Reading passage:
-- Opening Marker --

Dean and Mark travelled to Nashville to be with Larry and after they were discovered by Mercury Records, they established themselves as the pop group The Newbeats. He was the lead singer for the Newbeats, officially formed in 1964, singing in a distinctive falsetto. Henley's memorable falsetto voice came by accident: "just something I discovered I could do. I’d sing along with Ray Charles and Margie Hendricks records, and I could do the Ray Charles part and then I could do the Margie Hendricks part. Everybody thought that was cute so I’d sing a few Ray Charles songs like that, and people started saying, "You should record like that, that’s a real interesting voice,".

The group had three hits that charted in the top 20 of Billboard magazine, with one of them, "Bread and Butter", reaching No. 2 on the Billboard charts and selling over a million copies. They toured Australia and New Zealand with Roy Orbison, Ray Columbus and the Invaders and the Rolling Stones on the "Big Beat '65" tour. The group's last single was released in 1974.

-- Closing Marker --

(Bounding box prediction data)
-- Opening Marker --

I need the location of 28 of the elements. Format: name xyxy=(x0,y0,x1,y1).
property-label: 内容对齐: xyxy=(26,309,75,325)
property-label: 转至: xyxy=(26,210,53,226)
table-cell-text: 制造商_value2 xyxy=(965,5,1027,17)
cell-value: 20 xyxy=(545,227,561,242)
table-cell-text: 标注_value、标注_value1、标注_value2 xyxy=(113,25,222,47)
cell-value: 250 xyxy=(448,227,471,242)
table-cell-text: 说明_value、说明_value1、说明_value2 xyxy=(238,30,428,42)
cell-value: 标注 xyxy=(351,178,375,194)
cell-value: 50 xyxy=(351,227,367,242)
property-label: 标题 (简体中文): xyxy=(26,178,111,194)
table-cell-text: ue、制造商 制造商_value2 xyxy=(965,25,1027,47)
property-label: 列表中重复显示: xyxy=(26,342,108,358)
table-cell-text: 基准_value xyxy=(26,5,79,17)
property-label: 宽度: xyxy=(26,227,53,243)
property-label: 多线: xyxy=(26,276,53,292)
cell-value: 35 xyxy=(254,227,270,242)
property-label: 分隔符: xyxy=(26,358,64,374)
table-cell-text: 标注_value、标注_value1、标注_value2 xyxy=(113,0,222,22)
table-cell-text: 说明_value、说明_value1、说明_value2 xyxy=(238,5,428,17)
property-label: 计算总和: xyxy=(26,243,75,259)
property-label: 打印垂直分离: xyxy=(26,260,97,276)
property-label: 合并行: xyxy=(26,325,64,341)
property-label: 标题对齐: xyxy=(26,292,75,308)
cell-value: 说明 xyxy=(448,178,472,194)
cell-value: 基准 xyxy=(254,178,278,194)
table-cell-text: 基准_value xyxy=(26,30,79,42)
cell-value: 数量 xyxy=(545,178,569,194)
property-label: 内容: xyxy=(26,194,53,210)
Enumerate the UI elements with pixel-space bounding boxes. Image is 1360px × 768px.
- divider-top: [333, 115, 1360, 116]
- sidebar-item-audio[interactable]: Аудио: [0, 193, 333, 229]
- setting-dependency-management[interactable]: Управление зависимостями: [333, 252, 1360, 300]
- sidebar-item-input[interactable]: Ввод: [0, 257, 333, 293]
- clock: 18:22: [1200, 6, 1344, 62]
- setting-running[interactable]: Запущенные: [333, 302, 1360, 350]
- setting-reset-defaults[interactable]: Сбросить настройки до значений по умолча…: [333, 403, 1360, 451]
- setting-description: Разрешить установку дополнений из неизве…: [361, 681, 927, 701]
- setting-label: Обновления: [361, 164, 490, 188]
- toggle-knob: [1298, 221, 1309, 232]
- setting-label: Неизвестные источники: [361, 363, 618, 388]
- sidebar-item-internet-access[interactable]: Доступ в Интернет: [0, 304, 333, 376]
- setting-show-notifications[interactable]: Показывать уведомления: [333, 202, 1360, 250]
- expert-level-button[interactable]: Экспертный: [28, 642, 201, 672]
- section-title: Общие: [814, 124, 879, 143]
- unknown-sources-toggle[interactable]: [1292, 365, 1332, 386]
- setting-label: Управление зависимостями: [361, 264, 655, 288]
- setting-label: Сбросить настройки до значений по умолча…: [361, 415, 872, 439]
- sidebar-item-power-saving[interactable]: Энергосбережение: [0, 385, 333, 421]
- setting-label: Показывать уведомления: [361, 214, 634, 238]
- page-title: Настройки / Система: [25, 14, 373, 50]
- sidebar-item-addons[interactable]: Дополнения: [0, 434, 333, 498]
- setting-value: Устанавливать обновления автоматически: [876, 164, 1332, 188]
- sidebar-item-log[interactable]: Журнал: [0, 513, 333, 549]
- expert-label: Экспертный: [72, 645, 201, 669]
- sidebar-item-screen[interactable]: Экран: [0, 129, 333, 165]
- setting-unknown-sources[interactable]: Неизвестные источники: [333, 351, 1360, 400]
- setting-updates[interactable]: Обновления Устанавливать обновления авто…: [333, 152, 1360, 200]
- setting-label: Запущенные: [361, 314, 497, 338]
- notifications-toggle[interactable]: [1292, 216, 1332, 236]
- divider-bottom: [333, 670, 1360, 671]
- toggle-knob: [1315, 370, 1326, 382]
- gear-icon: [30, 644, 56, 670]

-- Closing Marker --

Tasks:
**A)** According to the passage about the Newbeats, how did Henley come to use his falsetto voice? Answer in one to three sentences.
**B)** Write what comes next in the passage about the Newbeats.
The entries are separate material and have no connection to the passage about the Newbeats.

Solved problems:
**A)** Henley found the voice by accident while singing along with Ray Charles and Margie Hendricks records, since he could do both singers' parts. People thought it was cute and an interesting voice, and they began telling him he should record that way.

**B)**
=== Later career ===
Henley was a friend of Bobby Goldsboro and it was because of Henley's urging that Goldsboro sang the song "Honey".

Henley had a solo album, Piece a Cake, released in 1975.

He co-wrote with Red Lane "'Til I Get It Right" for Tammy Wynette, a 1973 No. 1 hit on the Billboard Hot Country Singles, later covered by Barbra Streisand and Kenny Rogers. Other #1 country hits were his songs "Is It Still Over?" (performed by Randy Travis), "Lizzie and the Rainman" (performed by Tanya Tucker), and "He's a Heartache (Looking for a Place to Happen)" (performed by Janie Fricke). Other songs included "Shotgun Rider" for Delbert McClinton; "You're Welcome to Tonight" by Lynn Anderson and Gary Morris; and "The World Needs a Melody" by The Carter Family with Johnny Cash.

He was a staff songwriter for Tree International Publishing in Nashville.

The song "Wind Beneath My Wings" (written by Henley and Jeff Silbar) was a U.S. #1 hit for Bette Midler and has since totaled around 6 million radio air plays. The song earned Henley and Silbar the Grammy Award for Song of the Year for 1989, and Bette Midler the Record of the Year award. The song was originally recorded by Roger Whittaker in 1982 and has since been covered by numerous artists.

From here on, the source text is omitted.